-- start Data for this exercise --

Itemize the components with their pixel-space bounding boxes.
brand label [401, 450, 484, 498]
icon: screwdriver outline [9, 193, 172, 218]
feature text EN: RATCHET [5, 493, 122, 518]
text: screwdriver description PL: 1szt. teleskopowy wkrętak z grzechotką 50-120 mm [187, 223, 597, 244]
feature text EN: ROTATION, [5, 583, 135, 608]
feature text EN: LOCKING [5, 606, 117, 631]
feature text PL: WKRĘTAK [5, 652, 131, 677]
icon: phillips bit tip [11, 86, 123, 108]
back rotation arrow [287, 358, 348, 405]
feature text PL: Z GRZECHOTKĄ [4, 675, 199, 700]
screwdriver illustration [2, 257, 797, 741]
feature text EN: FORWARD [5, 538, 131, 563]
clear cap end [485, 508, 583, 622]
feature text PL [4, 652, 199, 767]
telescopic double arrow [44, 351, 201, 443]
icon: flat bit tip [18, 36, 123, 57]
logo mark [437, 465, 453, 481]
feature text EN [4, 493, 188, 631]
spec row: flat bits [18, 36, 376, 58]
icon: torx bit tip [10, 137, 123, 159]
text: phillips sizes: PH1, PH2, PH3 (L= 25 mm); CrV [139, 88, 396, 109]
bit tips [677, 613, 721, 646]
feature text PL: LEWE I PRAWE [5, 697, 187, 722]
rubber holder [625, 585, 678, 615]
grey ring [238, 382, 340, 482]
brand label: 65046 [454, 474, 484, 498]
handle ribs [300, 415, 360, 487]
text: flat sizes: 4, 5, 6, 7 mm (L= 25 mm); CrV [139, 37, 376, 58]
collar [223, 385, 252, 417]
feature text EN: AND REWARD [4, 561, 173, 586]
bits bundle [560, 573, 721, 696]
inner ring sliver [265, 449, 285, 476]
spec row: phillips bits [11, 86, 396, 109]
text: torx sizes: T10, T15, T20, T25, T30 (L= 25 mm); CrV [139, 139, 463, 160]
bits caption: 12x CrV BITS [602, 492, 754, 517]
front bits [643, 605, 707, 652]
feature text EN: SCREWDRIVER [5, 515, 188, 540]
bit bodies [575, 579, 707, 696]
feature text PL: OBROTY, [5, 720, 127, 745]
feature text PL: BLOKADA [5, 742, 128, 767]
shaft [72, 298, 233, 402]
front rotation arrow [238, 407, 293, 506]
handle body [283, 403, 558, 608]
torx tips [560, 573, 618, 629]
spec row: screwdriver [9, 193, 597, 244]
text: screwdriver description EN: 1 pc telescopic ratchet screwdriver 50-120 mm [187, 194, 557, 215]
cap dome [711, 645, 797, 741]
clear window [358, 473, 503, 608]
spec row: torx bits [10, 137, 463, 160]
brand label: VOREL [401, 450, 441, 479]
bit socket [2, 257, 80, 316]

-- end Data for this exercise --

Given request:
Reproduce every line of the records above verbatim, keeping their order.

Exercise output:
Itemize the components with their pixel-space bounding boxes.
brand label [401, 450, 484, 498]
icon: screwdriver outline [9, 193, 172, 218]
feature text EN: RATCHET [5, 493, 122, 518]
text: screwdriver description PL: 1szt. teleskopowy wkrętak z grzechotką 50-120 mm [187, 223, 597, 244]
feature text EN: ROTATION, [5, 583, 135, 608]
feature text EN: LOCKING [5, 606, 117, 631]
feature text PL: WKRĘTAK [5, 652, 131, 677]
icon: phillips bit tip [11, 86, 123, 108]
back rotation arrow [287, 358, 348, 405]
feature text PL: Z GRZECHOTKĄ [4, 675, 199, 700]
screwdriver illustration [2, 257, 797, 741]
feature text EN: FORWARD [5, 538, 131, 563]
clear cap end [485, 508, 583, 622]
feature text PL [4, 652, 199, 767]
telescopic double arrow [44, 351, 201, 443]
icon: flat bit tip [18, 36, 123, 57]
logo mark [437, 465, 453, 481]
feature text EN [4, 493, 188, 631]
spec row: flat bits [18, 36, 376, 58]
icon: torx bit tip [10, 137, 123, 159]
text: phillips sizes: PH1, PH2, PH3 (L= 25 mm); CrV [139, 88, 396, 109]
bit tips [677, 613, 721, 646]
feature text PL: LEWE I PRAWE [5, 697, 187, 722]
rubber holder [625, 585, 678, 615]
grey ring [238, 382, 340, 482]
brand label: 65046 [454, 474, 484, 498]
handle ribs [300, 415, 360, 487]
text: flat sizes: 4, 5, 6, 7 mm (L= 25 mm); CrV [139, 37, 376, 58]
collar [223, 385, 252, 417]
feature text EN: AND REWARD [4, 561, 173, 586]
bits bundle [560, 573, 721, 696]
inner ring sliver [265, 449, 285, 476]
spec row: phillips bits [11, 86, 396, 109]
text: torx sizes: T10, T15, T20, T25, T30 (L= 25 mm); CrV [139, 139, 463, 160]
bits caption: 12x CrV BITS [602, 492, 754, 517]
front bits [643, 605, 707, 652]
feature text EN: SCREWDRIVER [5, 515, 188, 540]
bit bodies [575, 579, 707, 696]
feature text PL: OBROTY, [5, 720, 127, 745]
feature text PL: BLOKADA [5, 742, 128, 767]
shaft [72, 298, 233, 402]
front rotation arrow [238, 407, 293, 506]
handle body [283, 403, 558, 608]
torx tips [560, 573, 618, 629]
spec row: screwdriver [9, 193, 597, 244]
text: screwdriver description EN: 1 pc telescopic ratchet screwdriver 50-120 mm [187, 194, 557, 215]
cap dome [711, 645, 797, 741]
clear window [358, 473, 503, 608]
spec row: torx bits [10, 137, 463, 160]
brand label: VOREL [401, 450, 441, 479]
bit socket [2, 257, 80, 316]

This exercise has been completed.